* Begin *

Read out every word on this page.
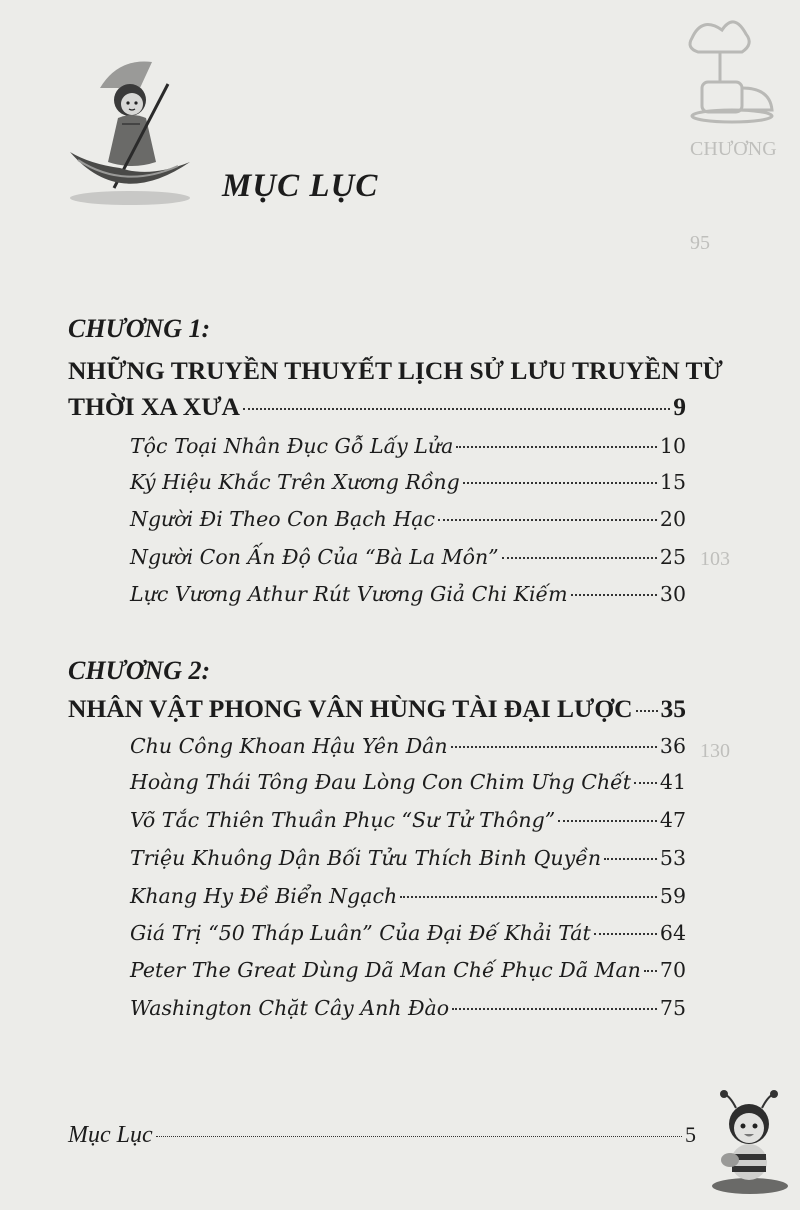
CHƯƠNG
95
103
130
MỤC LỤC
CHƯƠNG 1:
NHỮNG TRUYỀN THUYẾT LỊCH SỬ LƯU TRUYỀN TỪ
THỜI XA XƯA	9
Tộc Toại Nhân Đục Gỗ Lấy Lửa	10
Ký Hiệu Khắc Trên Xương Rồng	15
Người Đi Theo Con Bạch Hạc	20
Người Con Ấn Độ Của “Bà La Môn”	25
Lực Vương Athur Rút Vương Giả Chi Kiếm	30
CHƯƠNG 2:
NHÂN VẬT PHONG VÂN HÙNG TÀI ĐẠI LƯỢC 35
Chu Công Khoan Hậu Yên Dân	36
Hoàng Thái Tông Đau Lòng Con Chim Ưng Chết 41
Võ Tắc Thiên Thuần Phục “Sư Tử Thông”	47
Triệu Khuông Dận Bối Tửu Thích Binh Quyền	53
Khang Hy Đề Biển Ngạch	59
Giá Trị “50 Tháp Luân” Của Đại Đế Khải Tát	64
Peter The Great Dùng Dã Man Chế Phục Dã Man 70
Washington Chặt Cây Anh Đào	75
Mục Lục	5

* End *

● **The problem**
Within the listing above, find every line containing the string "Người" and return it.

● **Exercise result**
Người Đi Theo Con Bạch Hạc	20
Người Con Ấn Độ Của “Bà La Môn”	25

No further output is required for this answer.